Provided records
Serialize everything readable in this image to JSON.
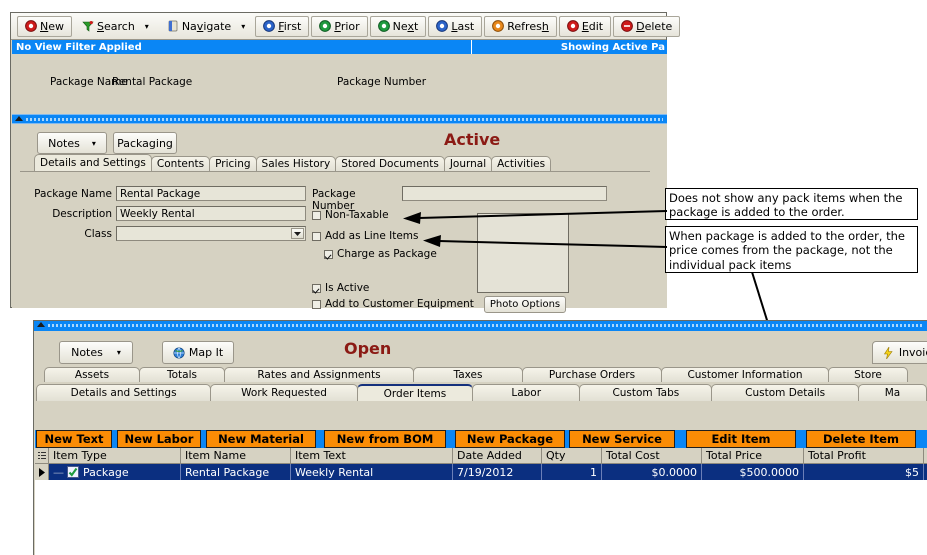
{
  "upper_window": {
    "toolbar": [
      {
        "name": "new",
        "label": "New",
        "accel": "N",
        "icon": "record-red-icon",
        "dropdown": false
      },
      {
        "name": "search",
        "label": "Search",
        "accel": "S",
        "icon": "funnel-green-icon",
        "dropdown": true
      },
      {
        "name": "navigate",
        "label": "Navigate",
        "accel": "g",
        "icon": "book-blue-icon",
        "dropdown": true
      },
      {
        "name": "first",
        "label": "First",
        "accel": "F",
        "icon": "record-blue-icon",
        "dropdown": false
      },
      {
        "name": "prior",
        "label": "Prior",
        "accel": "P",
        "icon": "record-green-icon",
        "dropdown": false
      },
      {
        "name": "next",
        "label": "Next",
        "accel": "x",
        "icon": "record-green-icon",
        "dropdown": false
      },
      {
        "name": "last",
        "label": "Last",
        "accel": "L",
        "icon": "record-blue-icon",
        "dropdown": false
      },
      {
        "name": "refresh",
        "label": "Refresh",
        "accel": "h",
        "icon": "record-orange-icon",
        "dropdown": false
      },
      {
        "name": "edit",
        "label": "Edit",
        "accel": "E",
        "icon": "record-red-icon",
        "dropdown": false
      },
      {
        "name": "delete",
        "label": "Delete",
        "accel": "D",
        "icon": "record-red-icon",
        "dropdown": false
      }
    ],
    "status_bar": {
      "left": "No View Filter Applied",
      "right": "Showing Active Pa"
    },
    "header_panel": {
      "package_name_label": "Package Name",
      "package_name_value": "Rental Package",
      "package_number_label": "Package Number",
      "package_number_value": ""
    },
    "notes_button": "Notes",
    "packaging_button": "Packaging",
    "status_word": "Active",
    "tabs": [
      {
        "label": "Details and Settings",
        "selected": true
      },
      {
        "label": "Contents",
        "selected": false
      },
      {
        "label": "Pricing",
        "selected": false
      },
      {
        "label": "Sales History",
        "selected": false
      },
      {
        "label": "Stored Documents",
        "selected": false
      },
      {
        "label": "Journal",
        "selected": false
      },
      {
        "label": "Activities",
        "selected": false
      }
    ],
    "form": {
      "package_name_label": "Package Name",
      "package_name_value": "Rental Package",
      "description_label": "Description",
      "description_value": "Weekly Rental",
      "class_label": "Class",
      "class_value": "",
      "package_number_label": "Package Number",
      "package_number_value": "",
      "checkboxes": [
        {
          "name": "non-taxable",
          "label": "Non-Taxable",
          "checked": false
        },
        {
          "name": "add-as-line-items",
          "label": "Add as Line Items",
          "checked": false
        },
        {
          "name": "charge-as-package",
          "label": "Charge as Package",
          "checked": true
        },
        {
          "name": "is-active",
          "label": "Is Active",
          "checked": true
        },
        {
          "name": "add-to-customer-equipment",
          "label": "Add to Customer Equipment",
          "checked": false
        }
      ],
      "photo_options_button": "Photo Options"
    }
  },
  "annotations": [
    {
      "name": "annotation-line-items",
      "text": "Does not show any pack items when the package is added to the order."
    },
    {
      "name": "annotation-package-price",
      "text": "When package is added to the order, the price comes from the package, not the individual pack items"
    }
  ],
  "lower_window": {
    "notes_button": "Notes",
    "map_it_button": "Map It",
    "status_word": "Open",
    "invoice_button": "Invoice",
    "tabs_row1": [
      {
        "label": "Assets",
        "selected": false
      },
      {
        "label": "Totals",
        "selected": false
      },
      {
        "label": "Rates and Assignments",
        "selected": false
      },
      {
        "label": "Taxes",
        "selected": false
      },
      {
        "label": "Purchase Orders",
        "selected": false
      },
      {
        "label": "Customer Information",
        "selected": false
      },
      {
        "label": "Store",
        "selected": false
      }
    ],
    "tabs_row2": [
      {
        "label": "Details and Settings",
        "selected": false
      },
      {
        "label": "Work Requested",
        "selected": false
      },
      {
        "label": "Order Items",
        "selected": true
      },
      {
        "label": "Labor",
        "selected": false
      },
      {
        "label": "Custom Tabs",
        "selected": false
      },
      {
        "label": "Custom Details",
        "selected": false
      },
      {
        "label": "Ma",
        "selected": false
      }
    ],
    "action_buttons": [
      {
        "name": "new-text",
        "label": "New Text"
      },
      {
        "name": "new-labor",
        "label": "New Labor"
      },
      {
        "name": "new-material",
        "label": "New Material"
      },
      {
        "name": "new-from-bom",
        "label": "New from BOM"
      },
      {
        "name": "new-package",
        "label": "New Package"
      },
      {
        "name": "new-service",
        "label": "New Service"
      },
      {
        "name": "edit-item",
        "label": "Edit Item"
      },
      {
        "name": "delete-item",
        "label": "Delete Item"
      }
    ],
    "grid": {
      "columns": [
        "Item Type",
        "Item Name",
        "Item Text",
        "Date Added",
        "Qty",
        "Total Cost",
        "Total Price",
        "Total Profit"
      ],
      "rows": [
        {
          "item_type": "Package",
          "item_name": "Rental Package",
          "item_text": "Weekly Rental",
          "date_added": "7/19/2012",
          "qty": "1",
          "total_cost": "$0.0000",
          "total_price": "$500.0000",
          "total_profit": "$5",
          "selected": true
        }
      ]
    }
  },
  "colors": {
    "accent_blue": "#0a86f5",
    "orange_button": "#fa8c05",
    "row_select": "#0b2f80",
    "status_red": "#8b1a14",
    "panel_bg": "#d6d2c2"
  }
}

Work instructions
In the entries above, find every line with the word "from" and list it.

Answer to the problem
      "text": "When package is added to the order, the price comes from the package, not the individual pack items"
        "name": "new-from-bom",
        "label": "New from BOM"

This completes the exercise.